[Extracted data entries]
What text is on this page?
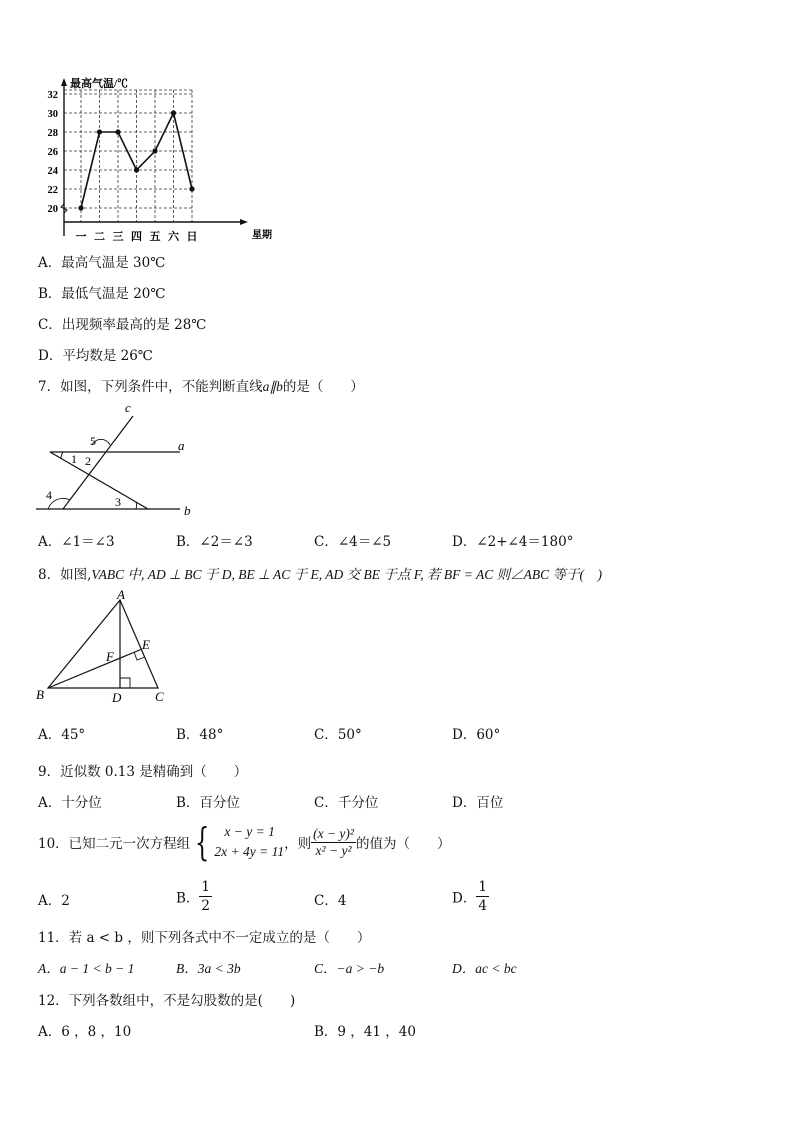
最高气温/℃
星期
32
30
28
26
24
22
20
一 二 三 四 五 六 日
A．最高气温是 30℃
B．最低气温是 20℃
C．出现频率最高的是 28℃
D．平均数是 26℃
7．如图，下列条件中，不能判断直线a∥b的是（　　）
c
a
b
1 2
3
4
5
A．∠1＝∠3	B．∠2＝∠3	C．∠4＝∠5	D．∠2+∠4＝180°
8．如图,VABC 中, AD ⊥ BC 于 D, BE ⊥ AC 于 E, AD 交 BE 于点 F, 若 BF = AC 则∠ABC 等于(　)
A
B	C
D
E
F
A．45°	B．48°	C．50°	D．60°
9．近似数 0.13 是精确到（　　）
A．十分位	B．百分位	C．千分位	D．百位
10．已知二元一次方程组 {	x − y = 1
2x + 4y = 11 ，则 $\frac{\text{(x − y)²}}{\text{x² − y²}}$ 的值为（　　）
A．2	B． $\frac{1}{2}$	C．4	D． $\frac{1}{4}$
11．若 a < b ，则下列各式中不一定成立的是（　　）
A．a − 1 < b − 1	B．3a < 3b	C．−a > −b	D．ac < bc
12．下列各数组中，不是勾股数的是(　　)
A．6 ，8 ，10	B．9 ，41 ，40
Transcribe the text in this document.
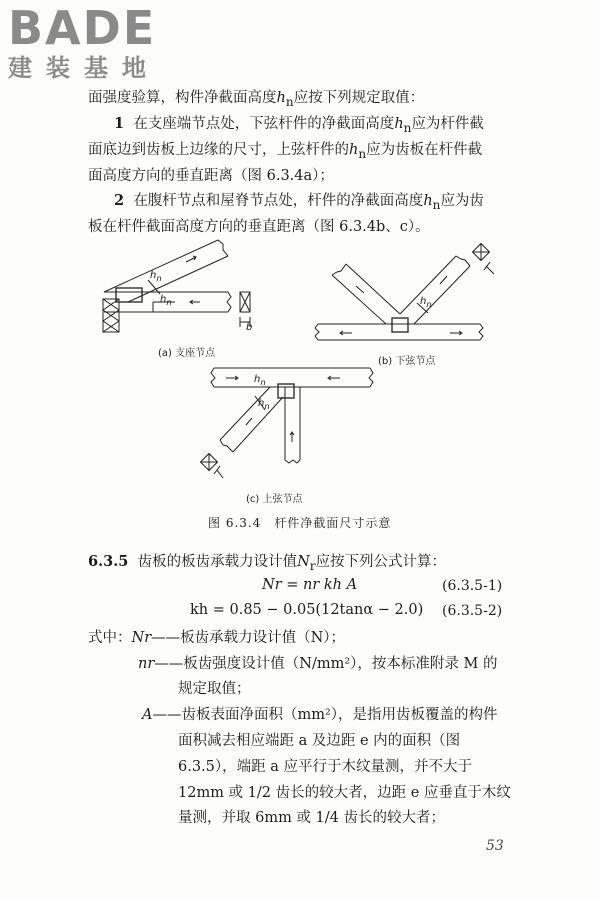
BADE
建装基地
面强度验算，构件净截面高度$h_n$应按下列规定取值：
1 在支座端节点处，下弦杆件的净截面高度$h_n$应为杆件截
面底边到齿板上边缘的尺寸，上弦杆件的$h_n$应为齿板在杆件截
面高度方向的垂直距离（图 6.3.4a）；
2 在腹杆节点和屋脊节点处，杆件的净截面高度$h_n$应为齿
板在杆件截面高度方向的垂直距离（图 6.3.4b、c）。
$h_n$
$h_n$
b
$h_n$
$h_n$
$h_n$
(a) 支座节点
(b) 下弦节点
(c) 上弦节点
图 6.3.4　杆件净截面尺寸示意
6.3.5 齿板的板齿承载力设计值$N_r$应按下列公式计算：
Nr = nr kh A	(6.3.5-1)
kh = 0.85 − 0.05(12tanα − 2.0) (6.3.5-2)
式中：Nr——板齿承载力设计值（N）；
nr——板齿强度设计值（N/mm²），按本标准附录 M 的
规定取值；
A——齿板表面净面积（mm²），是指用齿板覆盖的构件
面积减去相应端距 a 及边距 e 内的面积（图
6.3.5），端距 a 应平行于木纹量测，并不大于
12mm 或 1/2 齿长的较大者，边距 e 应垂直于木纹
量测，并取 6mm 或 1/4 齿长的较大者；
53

Task statement —
Write the material out again exactly as it appears, dropping the pictures.

Written response —
What text is on this page?
最高气温/℃
星期
32
30
28
26
24
22
20
一 二 三 四 五 六 日
A．最高气温是 30℃
B．最低气温是 20℃
C．出现频率最高的是 28℃
D．平均数是 26℃
7．如图，下列条件中，不能判断直线a∥b的是（　　）
c
a
b
1 2
3
4
5
A．∠1＝∠3	B．∠2＝∠3	C．∠4＝∠5	D．∠2+∠4＝180°
8．如图,VABC 中, AD ⊥ BC 于 D, BE ⊥ AC 于 E, AD 交 BE 于点 F, 若 BF = AC 则∠ABC 等于(　)
A
B	C
D
E
F
A．45°	B．48°	C．50°	D．60°
9．近似数 0.13 是精确到（　　）
A．十分位	B．百分位	C．千分位	D．百位
10．已知二元一次方程组 {	x − y = 1
2x + 4y = 11 ，则 $\frac{\text{(x − y)²}}{\text{x² − y²}}$ 的值为（　　）
A．2	B． $\frac{1}{2}$	C．4	D． $\frac{1}{4}$
11．若 a < b ，则下列各式中不一定成立的是（　　）
A．a − 1 < b − 1	B．3a < 3b	C．−a > −b	D．ac < bc
12．下列各数组中，不是勾股数的是(　　)
A．6 ，8 ，10	B．9 ，41 ，40
Transcribe the text in this document.
BADE
建装基地
面强度验算，构件净截面高度$h_n$应按下列规定取值：
1 在支座端节点处，下弦杆件的净截面高度$h_n$应为杆件截
面底边到齿板上边缘的尺寸，上弦杆件的$h_n$应为齿板在杆件截
面高度方向的垂直距离（图 6.3.4a）；
2 在腹杆节点和屋脊节点处，杆件的净截面高度$h_n$应为齿
板在杆件截面高度方向的垂直距离（图 6.3.4b、c）。
$h_n$
$h_n$
b
$h_n$
$h_n$
$h_n$
(a) 支座节点
(b) 下弦节点
(c) 上弦节点
图 6.3.4　杆件净截面尺寸示意
6.3.5 齿板的板齿承载力设计值$N_r$应按下列公式计算：
Nr = nr kh A	(6.3.5-1)
kh = 0.85 − 0.05(12tanα − 2.0) (6.3.5-2)
式中：Nr——板齿承载力设计值（N）；
nr——板齿强度设计值（N/mm²），按本标准附录 M 的
规定取值；
A——齿板表面净面积（mm²），是指用齿板覆盖的构件
面积减去相应端距 a 及边距 e 内的面积（图
6.3.5），端距 a 应平行于木纹量测，并不大于
12mm 或 1/2 齿长的较大者，边距 e 应垂直于木纹
量测，并取 6mm 或 1/4 齿长的较大者；
53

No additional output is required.